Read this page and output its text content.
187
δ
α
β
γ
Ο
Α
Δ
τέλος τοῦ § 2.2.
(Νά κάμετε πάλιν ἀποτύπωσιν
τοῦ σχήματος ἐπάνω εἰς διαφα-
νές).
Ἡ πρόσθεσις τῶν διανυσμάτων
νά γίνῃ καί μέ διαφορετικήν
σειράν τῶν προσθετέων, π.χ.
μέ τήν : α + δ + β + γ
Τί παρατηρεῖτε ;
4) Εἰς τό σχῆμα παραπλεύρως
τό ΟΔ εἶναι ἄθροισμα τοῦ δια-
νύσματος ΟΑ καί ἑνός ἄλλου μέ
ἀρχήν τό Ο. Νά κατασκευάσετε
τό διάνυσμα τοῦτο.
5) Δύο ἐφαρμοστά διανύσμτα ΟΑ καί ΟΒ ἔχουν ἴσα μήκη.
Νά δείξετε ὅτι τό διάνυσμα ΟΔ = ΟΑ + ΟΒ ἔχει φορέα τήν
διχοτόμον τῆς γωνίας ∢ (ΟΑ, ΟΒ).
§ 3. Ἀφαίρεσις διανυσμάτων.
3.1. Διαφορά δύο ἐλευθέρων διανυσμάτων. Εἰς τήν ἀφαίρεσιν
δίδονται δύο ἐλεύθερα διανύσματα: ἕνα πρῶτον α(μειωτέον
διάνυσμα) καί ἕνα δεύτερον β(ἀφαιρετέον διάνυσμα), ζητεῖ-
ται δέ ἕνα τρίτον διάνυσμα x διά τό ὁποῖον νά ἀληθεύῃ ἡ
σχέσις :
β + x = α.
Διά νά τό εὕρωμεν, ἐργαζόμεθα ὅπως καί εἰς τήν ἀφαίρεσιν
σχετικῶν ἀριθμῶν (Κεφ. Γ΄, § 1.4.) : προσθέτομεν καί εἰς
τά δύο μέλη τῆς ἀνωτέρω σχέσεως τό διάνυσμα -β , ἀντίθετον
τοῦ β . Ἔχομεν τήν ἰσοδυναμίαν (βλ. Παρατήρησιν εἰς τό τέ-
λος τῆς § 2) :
########################################
**INSTRUCTION**
Exactly reproduce all of the entries above.

**OUTPUT FOR THIS EXERCISE**
Read this page and output its text content.
187
δ
α
β
γ
Ο
Α
Δ
τέλος τοῦ § 2.2.
(Νά κάμετε πάλιν ἀποτύπωσιν
τοῦ σχήματος ἐπάνω εἰς διαφα-
νές).
Ἡ πρόσθεσις τῶν διανυσμάτων
νά γίνῃ καί μέ διαφορετικήν
σειράν τῶν προσθετέων, π.χ.
μέ τήν : α + δ + β + γ
Τί παρατηρεῖτε ;
4) Εἰς τό σχῆμα παραπλεύρως
τό ΟΔ εἶναι ἄθροισμα τοῦ δια-
νύσματος ΟΑ καί ἑνός ἄλλου μέ
ἀρχήν τό Ο. Νά κατασκευάσετε
τό διάνυσμα τοῦτο.
5) Δύο ἐφαρμοστά διανύσμτα ΟΑ καί ΟΒ ἔχουν ἴσα μήκη.
Νά δείξετε ὅτι τό διάνυσμα ΟΔ = ΟΑ + ΟΒ ἔχει φορέα τήν
διχοτόμον τῆς γωνίας ∢ (ΟΑ, ΟΒ).
§ 3. Ἀφαίρεσις διανυσμάτων.
3.1. Διαφορά δύο ἐλευθέρων διανυσμάτων. Εἰς τήν ἀφαίρεσιν
δίδονται δύο ἐλεύθερα διανύσματα: ἕνα πρῶτον α(μειωτέον
διάνυσμα) καί ἕνα δεύτερον β(ἀφαιρετέον διάνυσμα), ζητεῖ-
ται δέ ἕνα τρίτον διάνυσμα x διά τό ὁποῖον νά ἀληθεύῃ ἡ
σχέσις :
β + x = α.
Διά νά τό εὕρωμεν, ἐργαζόμεθα ὅπως καί εἰς τήν ἀφαίρεσιν
σχετικῶν ἀριθμῶν (Κεφ. Γ΄, § 1.4.) : προσθέτομεν καί εἰς
τά δύο μέλη τῆς ἀνωτέρω σχέσεως τό διάνυσμα -β , ἀντίθετον
τοῦ β . Ἔχομεν τήν ἰσοδυναμίαν (βλ. Παρατήρησιν εἰς τό τέ-
λος τῆς § 2) :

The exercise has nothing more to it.